> _Stated problem_
Write the records out again, keeping each line exactly as it is.
──────── Record set ────────
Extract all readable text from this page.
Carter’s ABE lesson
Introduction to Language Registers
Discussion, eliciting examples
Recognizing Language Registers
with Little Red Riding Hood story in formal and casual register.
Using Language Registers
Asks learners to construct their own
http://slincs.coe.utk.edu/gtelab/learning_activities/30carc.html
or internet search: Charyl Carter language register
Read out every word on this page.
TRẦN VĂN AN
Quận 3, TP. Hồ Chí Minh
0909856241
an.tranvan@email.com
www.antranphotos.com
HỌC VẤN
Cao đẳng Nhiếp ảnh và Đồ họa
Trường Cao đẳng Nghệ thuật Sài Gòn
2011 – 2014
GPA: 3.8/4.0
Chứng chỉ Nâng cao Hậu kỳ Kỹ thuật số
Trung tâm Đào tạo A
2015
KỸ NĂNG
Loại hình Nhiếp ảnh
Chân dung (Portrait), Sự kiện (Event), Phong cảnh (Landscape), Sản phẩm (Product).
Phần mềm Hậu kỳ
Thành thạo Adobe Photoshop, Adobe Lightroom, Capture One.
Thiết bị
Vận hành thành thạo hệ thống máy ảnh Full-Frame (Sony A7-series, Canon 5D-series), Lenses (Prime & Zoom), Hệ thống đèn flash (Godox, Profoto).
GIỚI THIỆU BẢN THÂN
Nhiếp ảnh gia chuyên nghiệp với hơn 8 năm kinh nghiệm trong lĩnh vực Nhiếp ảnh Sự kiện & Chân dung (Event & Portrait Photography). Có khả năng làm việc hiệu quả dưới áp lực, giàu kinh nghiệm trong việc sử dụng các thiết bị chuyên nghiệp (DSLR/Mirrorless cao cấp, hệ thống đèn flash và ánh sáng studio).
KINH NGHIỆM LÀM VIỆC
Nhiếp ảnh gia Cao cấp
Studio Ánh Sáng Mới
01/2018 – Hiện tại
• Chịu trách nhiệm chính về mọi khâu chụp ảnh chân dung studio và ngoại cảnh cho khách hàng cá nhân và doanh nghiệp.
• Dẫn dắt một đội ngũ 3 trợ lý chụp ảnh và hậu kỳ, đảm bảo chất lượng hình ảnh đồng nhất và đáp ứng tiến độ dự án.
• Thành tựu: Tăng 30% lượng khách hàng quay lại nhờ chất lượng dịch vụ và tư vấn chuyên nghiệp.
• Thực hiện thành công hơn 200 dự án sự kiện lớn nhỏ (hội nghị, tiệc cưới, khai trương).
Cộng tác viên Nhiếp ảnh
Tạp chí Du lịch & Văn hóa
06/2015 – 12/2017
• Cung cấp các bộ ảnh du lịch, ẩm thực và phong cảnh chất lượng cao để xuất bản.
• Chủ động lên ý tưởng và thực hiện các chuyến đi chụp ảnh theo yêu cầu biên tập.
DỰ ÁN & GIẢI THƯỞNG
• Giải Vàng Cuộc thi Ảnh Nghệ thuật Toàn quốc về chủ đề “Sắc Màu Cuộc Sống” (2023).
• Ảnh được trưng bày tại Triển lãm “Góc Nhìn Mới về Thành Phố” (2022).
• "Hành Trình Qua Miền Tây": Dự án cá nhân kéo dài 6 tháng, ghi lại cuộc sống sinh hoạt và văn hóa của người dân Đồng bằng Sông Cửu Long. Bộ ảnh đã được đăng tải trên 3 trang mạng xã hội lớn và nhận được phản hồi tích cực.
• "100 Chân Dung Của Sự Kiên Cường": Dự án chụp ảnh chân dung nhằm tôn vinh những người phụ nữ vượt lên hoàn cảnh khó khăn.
────────
> _Solution to this exercise_
Extract all readable text from this page.
Carter’s ABE lesson
Introduction to Language Registers
Discussion, eliciting examples
Recognizing Language Registers
with Little Red Riding Hood story in formal and casual register.
Using Language Registers
Asks learners to construct their own
http://slincs.coe.utk.edu/gtelab/learning_activities/30carc.html
or internet search: Charyl Carter language register
Read out every word on this page.
TRẦN VĂN AN
Quận 3, TP. Hồ Chí Minh
0909856241
an.tranvan@email.com
www.antranphotos.com
HỌC VẤN
Cao đẳng Nhiếp ảnh và Đồ họa
Trường Cao đẳng Nghệ thuật Sài Gòn
2011 – 2014
GPA: 3.8/4.0
Chứng chỉ Nâng cao Hậu kỳ Kỹ thuật số
Trung tâm Đào tạo A
2015
KỸ NĂNG
Loại hình Nhiếp ảnh
Chân dung (Portrait), Sự kiện (Event), Phong cảnh (Landscape), Sản phẩm (Product).
Phần mềm Hậu kỳ
Thành thạo Adobe Photoshop, Adobe Lightroom, Capture One.
Thiết bị
Vận hành thành thạo hệ thống máy ảnh Full-Frame (Sony A7-series, Canon 5D-series), Lenses (Prime & Zoom), Hệ thống đèn flash (Godox, Profoto).
GIỚI THIỆU BẢN THÂN
Nhiếp ảnh gia chuyên nghiệp với hơn 8 năm kinh nghiệm trong lĩnh vực Nhiếp ảnh Sự kiện & Chân dung (Event & Portrait Photography). Có khả năng làm việc hiệu quả dưới áp lực, giàu kinh nghiệm trong việc sử dụng các thiết bị chuyên nghiệp (DSLR/Mirrorless cao cấp, hệ thống đèn flash và ánh sáng studio).
KINH NGHIỆM LÀM VIỆC
Nhiếp ảnh gia Cao cấp
Studio Ánh Sáng Mới
01/2018 – Hiện tại
• Chịu trách nhiệm chính về mọi khâu chụp ảnh chân dung studio và ngoại cảnh cho khách hàng cá nhân và doanh nghiệp.
• Dẫn dắt một đội ngũ 3 trợ lý chụp ảnh và hậu kỳ, đảm bảo chất lượng hình ảnh đồng nhất và đáp ứng tiến độ dự án.
• Thành tựu: Tăng 30% lượng khách hàng quay lại nhờ chất lượng dịch vụ và tư vấn chuyên nghiệp.
• Thực hiện thành công hơn 200 dự án sự kiện lớn nhỏ (hội nghị, tiệc cưới, khai trương).
Cộng tác viên Nhiếp ảnh
Tạp chí Du lịch & Văn hóa
06/2015 – 12/2017
• Cung cấp các bộ ảnh du lịch, ẩm thực và phong cảnh chất lượng cao để xuất bản.
• Chủ động lên ý tưởng và thực hiện các chuyến đi chụp ảnh theo yêu cầu biên tập.
DỰ ÁN & GIẢI THƯỞNG
• Giải Vàng Cuộc thi Ảnh Nghệ thuật Toàn quốc về chủ đề “Sắc Màu Cuộc Sống” (2023).
• Ảnh được trưng bày tại Triển lãm “Góc Nhìn Mới về Thành Phố” (2022).
• "Hành Trình Qua Miền Tây": Dự án cá nhân kéo dài 6 tháng, ghi lại cuộc sống sinh hoạt và văn hóa của người dân Đồng bằng Sông Cửu Long. Bộ ảnh đã được đăng tải trên 3 trang mạng xã hội lớn và nhận được phản hồi tích cực.
• "100 Chân Dung Của Sự Kiên Cường": Dự án chụp ảnh chân dung nhằm tôn vinh những người phụ nữ vượt lên hoàn cảnh khó khăn.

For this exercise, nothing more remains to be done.